Scan the material for the word "результате", and copy each line where it shows up.

-- START OF RECORDS FOR THIS TASK --

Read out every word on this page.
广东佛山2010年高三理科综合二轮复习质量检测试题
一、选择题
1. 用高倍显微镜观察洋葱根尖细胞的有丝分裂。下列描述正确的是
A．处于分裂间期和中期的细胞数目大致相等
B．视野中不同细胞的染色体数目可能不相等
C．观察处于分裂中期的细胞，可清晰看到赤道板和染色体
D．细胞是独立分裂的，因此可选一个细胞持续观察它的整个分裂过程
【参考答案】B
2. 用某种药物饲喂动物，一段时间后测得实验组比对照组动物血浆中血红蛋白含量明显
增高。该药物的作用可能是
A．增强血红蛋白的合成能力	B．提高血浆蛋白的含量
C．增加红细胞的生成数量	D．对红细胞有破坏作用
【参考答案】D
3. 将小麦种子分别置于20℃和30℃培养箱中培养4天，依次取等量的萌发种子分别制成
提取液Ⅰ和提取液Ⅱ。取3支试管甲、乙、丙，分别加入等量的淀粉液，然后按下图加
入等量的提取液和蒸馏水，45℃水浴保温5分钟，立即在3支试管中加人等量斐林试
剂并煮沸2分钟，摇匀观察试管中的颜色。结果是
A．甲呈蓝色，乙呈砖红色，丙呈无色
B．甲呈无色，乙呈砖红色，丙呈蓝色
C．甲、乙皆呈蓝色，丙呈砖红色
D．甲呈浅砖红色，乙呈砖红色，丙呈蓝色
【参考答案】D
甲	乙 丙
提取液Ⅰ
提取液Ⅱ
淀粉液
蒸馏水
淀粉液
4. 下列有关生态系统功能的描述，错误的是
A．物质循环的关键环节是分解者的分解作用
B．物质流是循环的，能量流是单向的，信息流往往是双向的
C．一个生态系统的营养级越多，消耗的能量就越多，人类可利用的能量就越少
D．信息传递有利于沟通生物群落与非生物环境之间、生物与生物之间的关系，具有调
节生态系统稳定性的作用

-- END OF RECORDS FOR THIS TASK --
-- START OF RECORDS FOR THIS TASK --

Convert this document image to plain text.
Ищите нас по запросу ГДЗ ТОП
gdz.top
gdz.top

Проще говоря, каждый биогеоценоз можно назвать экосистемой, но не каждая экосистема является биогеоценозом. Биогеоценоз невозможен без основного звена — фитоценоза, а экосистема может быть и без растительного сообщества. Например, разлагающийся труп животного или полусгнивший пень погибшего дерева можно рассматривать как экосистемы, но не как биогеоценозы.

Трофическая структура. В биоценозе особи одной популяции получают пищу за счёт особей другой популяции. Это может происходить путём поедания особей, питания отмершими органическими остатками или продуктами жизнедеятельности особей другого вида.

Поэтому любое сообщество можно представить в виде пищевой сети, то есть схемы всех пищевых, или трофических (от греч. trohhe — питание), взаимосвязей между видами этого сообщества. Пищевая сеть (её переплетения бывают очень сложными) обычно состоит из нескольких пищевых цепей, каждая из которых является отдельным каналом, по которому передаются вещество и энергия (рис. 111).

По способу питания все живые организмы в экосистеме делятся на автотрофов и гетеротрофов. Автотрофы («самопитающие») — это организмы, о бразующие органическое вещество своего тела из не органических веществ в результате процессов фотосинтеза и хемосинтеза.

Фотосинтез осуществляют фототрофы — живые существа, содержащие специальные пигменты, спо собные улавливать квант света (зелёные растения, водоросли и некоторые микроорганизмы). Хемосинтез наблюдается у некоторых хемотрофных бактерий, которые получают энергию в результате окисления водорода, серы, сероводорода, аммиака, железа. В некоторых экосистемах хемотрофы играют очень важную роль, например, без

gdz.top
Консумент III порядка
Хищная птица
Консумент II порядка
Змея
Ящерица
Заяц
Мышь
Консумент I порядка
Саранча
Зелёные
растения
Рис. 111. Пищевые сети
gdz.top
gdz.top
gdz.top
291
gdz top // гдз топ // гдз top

-- END OF RECORDS FOR THIS TASK --

- **SOLVED EXERCISE**:
По способу питания все живые организмы в экосистеме делятся на автотрофов и гетеротрофов. Автотрофы («самопитающие») — это организмы, о бразующие органическое вещество своего тела из не органических веществ в результате процессов фотосинтеза и хемосинтеза.
Фотосинтез осуществляют фототрофы — живые существа, содержащие специальные пигменты, спо собные улавливать квант света (зелёные растения, водоросли и некоторые микроорганизмы). Хемосинтез наблюдается у некоторых хемотрофных бактерий, которые получают энергию в результате окисления водорода, серы, сероводорода, аммиака, железа. В некоторых экосистемах хемотрофы играют очень важную роль, например, без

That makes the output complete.